GIVEN TASK – Pick out every line that holds the string "JSON" and copy it.

PROVIDED RECORDS –
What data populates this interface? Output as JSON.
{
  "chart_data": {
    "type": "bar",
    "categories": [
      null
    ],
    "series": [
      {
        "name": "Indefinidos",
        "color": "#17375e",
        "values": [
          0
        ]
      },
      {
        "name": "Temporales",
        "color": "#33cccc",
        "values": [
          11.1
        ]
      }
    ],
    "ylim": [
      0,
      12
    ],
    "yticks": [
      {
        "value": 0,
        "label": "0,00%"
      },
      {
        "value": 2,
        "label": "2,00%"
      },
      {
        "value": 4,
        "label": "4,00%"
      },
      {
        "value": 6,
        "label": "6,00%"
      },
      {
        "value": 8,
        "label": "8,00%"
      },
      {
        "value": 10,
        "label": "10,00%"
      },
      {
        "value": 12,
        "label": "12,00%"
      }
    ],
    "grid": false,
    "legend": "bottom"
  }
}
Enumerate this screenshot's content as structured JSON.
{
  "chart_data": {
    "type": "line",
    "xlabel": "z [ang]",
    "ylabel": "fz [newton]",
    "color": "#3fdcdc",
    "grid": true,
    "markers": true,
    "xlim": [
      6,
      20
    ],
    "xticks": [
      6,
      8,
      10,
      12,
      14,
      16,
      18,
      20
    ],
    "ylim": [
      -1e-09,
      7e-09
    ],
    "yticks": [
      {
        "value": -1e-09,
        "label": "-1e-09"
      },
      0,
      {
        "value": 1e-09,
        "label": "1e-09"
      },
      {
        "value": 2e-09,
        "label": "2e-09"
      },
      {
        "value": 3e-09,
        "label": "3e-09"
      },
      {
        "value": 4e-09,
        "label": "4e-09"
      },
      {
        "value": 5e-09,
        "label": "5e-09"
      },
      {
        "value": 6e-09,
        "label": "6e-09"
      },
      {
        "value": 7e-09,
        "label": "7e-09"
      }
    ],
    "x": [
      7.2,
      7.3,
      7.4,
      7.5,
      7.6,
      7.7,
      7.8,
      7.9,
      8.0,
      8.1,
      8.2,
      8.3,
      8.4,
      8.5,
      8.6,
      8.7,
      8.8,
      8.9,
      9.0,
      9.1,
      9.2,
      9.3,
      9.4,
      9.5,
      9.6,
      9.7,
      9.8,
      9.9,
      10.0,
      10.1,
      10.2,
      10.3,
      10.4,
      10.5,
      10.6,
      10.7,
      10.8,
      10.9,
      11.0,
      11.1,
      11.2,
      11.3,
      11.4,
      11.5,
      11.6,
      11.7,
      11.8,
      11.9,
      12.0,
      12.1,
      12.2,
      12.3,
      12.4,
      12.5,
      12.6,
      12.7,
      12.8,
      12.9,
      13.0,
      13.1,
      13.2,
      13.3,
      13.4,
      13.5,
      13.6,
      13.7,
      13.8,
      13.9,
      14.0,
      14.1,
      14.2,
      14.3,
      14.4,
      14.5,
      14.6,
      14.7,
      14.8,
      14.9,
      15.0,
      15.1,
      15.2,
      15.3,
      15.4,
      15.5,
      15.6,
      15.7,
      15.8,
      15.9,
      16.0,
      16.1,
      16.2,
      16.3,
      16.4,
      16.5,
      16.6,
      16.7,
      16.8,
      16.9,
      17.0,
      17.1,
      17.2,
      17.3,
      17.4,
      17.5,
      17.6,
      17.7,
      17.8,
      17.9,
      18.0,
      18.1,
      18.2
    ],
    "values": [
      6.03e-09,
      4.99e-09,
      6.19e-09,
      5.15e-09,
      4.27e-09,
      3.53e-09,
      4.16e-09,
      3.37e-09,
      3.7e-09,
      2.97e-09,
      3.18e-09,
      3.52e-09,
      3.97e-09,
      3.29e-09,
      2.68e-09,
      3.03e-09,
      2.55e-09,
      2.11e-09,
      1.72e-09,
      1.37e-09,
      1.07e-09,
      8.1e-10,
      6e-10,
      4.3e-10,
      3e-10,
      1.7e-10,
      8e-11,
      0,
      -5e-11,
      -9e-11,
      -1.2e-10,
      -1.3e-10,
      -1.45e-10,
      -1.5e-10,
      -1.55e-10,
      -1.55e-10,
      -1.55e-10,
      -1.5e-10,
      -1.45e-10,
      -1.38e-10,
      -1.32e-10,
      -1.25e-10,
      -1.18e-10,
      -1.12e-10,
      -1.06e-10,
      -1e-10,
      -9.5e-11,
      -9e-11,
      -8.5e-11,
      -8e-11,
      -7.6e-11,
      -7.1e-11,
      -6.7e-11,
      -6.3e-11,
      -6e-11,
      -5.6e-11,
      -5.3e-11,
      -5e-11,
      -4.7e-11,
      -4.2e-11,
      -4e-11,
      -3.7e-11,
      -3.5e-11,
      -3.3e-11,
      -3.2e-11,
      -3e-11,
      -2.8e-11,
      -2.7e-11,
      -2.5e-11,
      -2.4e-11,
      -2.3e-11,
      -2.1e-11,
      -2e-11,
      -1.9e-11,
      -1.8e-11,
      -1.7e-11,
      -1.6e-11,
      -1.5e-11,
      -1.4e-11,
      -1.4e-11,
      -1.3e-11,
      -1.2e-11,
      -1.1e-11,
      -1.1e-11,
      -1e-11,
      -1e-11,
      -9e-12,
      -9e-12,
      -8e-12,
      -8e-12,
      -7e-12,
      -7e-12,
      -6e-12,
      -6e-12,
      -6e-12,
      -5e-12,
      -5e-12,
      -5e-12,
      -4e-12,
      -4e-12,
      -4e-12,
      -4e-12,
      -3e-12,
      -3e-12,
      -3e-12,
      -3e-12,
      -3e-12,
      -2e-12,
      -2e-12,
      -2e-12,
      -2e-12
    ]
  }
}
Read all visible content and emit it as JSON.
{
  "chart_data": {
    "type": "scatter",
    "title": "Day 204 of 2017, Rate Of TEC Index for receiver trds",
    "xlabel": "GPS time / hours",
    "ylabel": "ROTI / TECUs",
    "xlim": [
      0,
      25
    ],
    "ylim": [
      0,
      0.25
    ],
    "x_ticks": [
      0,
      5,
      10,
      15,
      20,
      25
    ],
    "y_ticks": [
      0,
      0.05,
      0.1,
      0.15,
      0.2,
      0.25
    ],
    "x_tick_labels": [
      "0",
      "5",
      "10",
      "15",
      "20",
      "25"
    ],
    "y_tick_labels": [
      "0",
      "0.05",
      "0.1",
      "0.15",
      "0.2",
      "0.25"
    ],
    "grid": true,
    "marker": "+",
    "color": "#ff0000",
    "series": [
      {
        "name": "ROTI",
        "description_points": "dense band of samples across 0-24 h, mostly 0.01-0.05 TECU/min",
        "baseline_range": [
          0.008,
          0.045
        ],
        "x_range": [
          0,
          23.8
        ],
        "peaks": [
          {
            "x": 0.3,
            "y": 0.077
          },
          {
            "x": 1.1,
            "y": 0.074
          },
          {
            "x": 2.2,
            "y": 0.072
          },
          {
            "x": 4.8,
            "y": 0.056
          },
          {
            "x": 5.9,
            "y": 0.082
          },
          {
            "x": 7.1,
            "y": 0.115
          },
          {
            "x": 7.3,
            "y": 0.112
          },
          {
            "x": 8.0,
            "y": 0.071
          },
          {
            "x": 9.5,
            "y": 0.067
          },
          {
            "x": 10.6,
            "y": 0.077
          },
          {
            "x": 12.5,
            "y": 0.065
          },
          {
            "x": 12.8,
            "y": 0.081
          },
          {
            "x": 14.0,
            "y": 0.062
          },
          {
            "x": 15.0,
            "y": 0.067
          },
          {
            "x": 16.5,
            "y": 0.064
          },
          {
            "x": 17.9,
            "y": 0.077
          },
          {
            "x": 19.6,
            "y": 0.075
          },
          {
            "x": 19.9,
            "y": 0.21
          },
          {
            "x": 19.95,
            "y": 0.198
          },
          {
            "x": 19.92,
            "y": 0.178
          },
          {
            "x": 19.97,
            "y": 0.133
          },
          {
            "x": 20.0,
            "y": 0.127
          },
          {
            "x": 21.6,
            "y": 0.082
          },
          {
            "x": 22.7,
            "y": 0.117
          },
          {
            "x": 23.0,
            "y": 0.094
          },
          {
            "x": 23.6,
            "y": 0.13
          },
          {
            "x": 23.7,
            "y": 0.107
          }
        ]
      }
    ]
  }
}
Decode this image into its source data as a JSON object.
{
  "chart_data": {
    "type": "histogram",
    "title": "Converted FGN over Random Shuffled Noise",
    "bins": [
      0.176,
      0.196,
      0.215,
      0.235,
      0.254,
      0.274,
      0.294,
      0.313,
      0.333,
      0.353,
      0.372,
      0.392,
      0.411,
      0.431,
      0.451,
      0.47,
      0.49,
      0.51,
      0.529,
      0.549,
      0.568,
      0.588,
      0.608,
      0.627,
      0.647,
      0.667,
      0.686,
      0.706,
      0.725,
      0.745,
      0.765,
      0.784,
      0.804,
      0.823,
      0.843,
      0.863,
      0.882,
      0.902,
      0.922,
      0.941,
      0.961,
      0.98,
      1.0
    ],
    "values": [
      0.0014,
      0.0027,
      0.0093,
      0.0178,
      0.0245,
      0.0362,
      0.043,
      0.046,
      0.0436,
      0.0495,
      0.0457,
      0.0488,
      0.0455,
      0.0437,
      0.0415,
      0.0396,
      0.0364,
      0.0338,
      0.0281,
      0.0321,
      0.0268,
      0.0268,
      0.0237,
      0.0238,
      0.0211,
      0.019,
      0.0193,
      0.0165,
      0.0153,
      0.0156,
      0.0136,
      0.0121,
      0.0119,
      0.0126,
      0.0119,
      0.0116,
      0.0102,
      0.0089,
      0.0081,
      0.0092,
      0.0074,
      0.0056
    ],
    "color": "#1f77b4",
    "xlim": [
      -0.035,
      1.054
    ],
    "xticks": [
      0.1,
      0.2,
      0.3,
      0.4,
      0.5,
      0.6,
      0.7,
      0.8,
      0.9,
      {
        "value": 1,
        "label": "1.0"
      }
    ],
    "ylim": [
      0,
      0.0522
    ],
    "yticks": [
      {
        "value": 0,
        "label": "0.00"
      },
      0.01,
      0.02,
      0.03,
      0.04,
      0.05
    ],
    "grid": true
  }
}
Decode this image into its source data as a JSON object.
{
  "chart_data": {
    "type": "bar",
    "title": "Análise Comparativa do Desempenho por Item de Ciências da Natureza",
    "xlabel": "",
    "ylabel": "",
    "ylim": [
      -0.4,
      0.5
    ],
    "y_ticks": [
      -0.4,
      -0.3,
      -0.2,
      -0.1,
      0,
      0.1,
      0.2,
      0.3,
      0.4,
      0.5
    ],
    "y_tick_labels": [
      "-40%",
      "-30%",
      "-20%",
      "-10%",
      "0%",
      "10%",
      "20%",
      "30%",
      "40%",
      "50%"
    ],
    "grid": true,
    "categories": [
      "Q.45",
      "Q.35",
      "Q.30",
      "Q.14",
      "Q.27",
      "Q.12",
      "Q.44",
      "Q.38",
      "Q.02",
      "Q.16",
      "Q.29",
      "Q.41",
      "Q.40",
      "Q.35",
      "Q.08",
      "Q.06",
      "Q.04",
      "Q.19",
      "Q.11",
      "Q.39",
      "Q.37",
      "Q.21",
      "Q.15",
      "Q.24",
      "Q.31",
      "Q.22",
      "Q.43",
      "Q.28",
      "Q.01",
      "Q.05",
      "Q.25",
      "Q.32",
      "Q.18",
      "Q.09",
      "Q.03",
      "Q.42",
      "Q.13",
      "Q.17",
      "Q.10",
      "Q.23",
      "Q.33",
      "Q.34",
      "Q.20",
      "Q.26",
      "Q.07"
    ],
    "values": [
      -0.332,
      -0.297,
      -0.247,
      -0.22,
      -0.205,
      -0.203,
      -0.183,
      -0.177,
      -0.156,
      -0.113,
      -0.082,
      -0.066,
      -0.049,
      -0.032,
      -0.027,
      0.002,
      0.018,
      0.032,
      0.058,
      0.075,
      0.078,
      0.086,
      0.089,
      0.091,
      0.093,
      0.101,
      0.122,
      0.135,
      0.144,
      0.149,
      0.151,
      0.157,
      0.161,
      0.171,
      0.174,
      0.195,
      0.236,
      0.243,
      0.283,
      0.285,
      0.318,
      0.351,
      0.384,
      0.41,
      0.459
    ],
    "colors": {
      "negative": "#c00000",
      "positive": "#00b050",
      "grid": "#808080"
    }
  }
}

EXPECTED ANSWER –
What data populates this interface? Output as JSON.
Enumerate this screenshot's content as structured JSON.
Read all visible content and emit it as JSON.
Decode this image into its source data as a JSON object.
Decode this image into its source data as a JSON object.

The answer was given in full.